> Work to do
**a)** According to the excerpt on auto parts outsourcing, how many manufacturing jobs did the U.S. lose from 2000 to 2016?
**b)** Quote the excerpt on auto parts outsourcing from "Despite such telling" up to and including "choice is clear.".
**c)** How does the excerpt on auto parts outsourcing support its claim that growing reliance on foreign-made auto parts contributed to U.S. manufacturing job losses?
** Start of Text excerpt **
In the decades-long rush to cut costs, the U.S. auto industry has succumbed to the notion that outsourcing parts to foreign manufacturers is the most effective way to keep prices competitive in the global marketplace. While that business model has indeed helped auto companies stay in business, it has also had a devastating impact on American manufacturing. From 2000 to 2016, the U.S. lost 6.7 million manufacturing jobs, the largest decline in U.S. history. While a significant portion of those losses can be attributed to automation, a growing reliance on foreign-made auto parts also played a role, as demonstrated by the skyrocketing U.S. trade deficit for car parts, which jumped from $9.5 billion in 2000 to $31.2 billion in 2010.

 

Despite such telling figures, the debate still rages over whether the outsourcing of parts is good for the U.S. economy, with automakers worried about the impact that domestic parts manufacturing will have on the price of vehicles, and those who oppose offshoring concerned that trade deals will negatively impact American workers. Of course, for American manufacturers, the choice is clear.
** End of Text excerpt **
** Start of Dataset content **
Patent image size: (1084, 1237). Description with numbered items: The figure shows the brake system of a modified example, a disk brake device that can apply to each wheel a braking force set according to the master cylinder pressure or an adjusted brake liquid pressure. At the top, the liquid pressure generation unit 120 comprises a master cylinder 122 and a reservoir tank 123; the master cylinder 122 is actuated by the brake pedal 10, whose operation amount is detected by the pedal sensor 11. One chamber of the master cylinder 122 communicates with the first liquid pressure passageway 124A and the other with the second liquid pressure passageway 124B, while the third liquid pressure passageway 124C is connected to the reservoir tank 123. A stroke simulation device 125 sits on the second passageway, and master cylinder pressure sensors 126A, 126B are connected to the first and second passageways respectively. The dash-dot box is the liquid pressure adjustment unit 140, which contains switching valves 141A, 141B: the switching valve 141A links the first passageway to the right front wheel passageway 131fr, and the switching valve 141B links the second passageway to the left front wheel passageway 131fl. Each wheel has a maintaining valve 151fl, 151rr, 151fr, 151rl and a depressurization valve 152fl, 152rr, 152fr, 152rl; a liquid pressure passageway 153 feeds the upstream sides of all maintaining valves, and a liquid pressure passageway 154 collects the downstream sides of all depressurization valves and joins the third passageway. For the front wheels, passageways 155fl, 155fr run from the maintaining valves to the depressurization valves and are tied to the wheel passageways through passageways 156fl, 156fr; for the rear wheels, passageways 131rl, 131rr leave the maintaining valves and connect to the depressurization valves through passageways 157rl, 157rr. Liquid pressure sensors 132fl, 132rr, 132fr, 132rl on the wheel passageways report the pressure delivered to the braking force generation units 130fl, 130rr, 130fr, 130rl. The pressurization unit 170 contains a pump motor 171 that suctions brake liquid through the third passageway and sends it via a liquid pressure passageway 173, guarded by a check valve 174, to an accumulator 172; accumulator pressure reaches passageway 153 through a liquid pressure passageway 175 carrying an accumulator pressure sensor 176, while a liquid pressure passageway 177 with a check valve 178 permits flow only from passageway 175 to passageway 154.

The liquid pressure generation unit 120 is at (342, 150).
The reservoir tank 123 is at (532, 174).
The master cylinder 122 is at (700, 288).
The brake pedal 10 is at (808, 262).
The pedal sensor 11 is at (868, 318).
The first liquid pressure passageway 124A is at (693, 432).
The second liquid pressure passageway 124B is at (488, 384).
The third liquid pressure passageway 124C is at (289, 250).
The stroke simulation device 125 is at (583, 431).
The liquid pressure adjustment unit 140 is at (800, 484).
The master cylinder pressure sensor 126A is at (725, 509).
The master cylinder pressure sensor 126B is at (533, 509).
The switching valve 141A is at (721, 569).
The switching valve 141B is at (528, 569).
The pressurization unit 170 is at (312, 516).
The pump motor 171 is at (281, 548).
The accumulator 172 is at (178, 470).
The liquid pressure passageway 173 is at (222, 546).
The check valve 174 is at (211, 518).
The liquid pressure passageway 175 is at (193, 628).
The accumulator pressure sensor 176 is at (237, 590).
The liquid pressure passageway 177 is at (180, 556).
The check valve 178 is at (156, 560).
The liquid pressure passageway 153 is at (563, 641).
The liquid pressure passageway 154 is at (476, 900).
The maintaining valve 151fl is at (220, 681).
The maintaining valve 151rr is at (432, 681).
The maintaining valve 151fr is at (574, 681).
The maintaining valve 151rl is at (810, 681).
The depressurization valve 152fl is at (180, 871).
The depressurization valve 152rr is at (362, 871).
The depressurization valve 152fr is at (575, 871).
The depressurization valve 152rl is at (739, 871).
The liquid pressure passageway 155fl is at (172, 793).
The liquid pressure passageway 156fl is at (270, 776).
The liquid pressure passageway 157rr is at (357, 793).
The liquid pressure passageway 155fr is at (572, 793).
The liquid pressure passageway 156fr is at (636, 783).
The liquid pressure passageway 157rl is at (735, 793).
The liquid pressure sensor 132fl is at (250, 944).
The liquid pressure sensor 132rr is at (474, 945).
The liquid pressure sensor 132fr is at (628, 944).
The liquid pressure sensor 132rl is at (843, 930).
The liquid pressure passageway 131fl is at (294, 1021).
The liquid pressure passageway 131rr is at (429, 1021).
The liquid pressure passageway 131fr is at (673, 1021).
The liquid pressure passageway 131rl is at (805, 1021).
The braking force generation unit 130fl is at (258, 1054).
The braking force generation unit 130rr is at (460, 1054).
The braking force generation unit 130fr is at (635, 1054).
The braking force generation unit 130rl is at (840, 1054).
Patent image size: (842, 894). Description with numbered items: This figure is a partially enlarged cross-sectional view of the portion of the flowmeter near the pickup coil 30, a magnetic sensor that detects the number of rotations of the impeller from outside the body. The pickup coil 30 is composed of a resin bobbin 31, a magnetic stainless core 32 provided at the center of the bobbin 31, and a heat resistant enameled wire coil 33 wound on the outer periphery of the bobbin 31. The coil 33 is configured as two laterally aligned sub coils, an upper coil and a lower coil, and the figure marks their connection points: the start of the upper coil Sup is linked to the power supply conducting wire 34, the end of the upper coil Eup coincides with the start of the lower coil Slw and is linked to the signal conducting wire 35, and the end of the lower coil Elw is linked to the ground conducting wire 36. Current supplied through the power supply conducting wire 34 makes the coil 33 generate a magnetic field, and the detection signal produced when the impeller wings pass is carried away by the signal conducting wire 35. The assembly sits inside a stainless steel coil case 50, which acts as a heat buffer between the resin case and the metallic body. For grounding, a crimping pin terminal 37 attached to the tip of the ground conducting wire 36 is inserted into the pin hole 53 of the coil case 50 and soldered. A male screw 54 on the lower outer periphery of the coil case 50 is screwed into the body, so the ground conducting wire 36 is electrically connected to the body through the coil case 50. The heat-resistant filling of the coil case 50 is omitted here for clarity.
** End of Dataset content **
> Answers to the exercises
**a)** 6.7 million

**b)**
Despite such telling figures, the debate still rages over whether the outsourcing of parts is good for the U.S. economy, with automakers worried about the impact that domestic parts manufacturing will have on the price of vehicles, and those who oppose offshoring concerned that trade deals will negatively impact American workers. Of course, for American manufacturers, the choice is clear.

**c)** It points to the skyrocketing U.S. trade deficit for car parts. That deficit jumped from $9.5 billion in 2000 to $31.2 billion in 2010.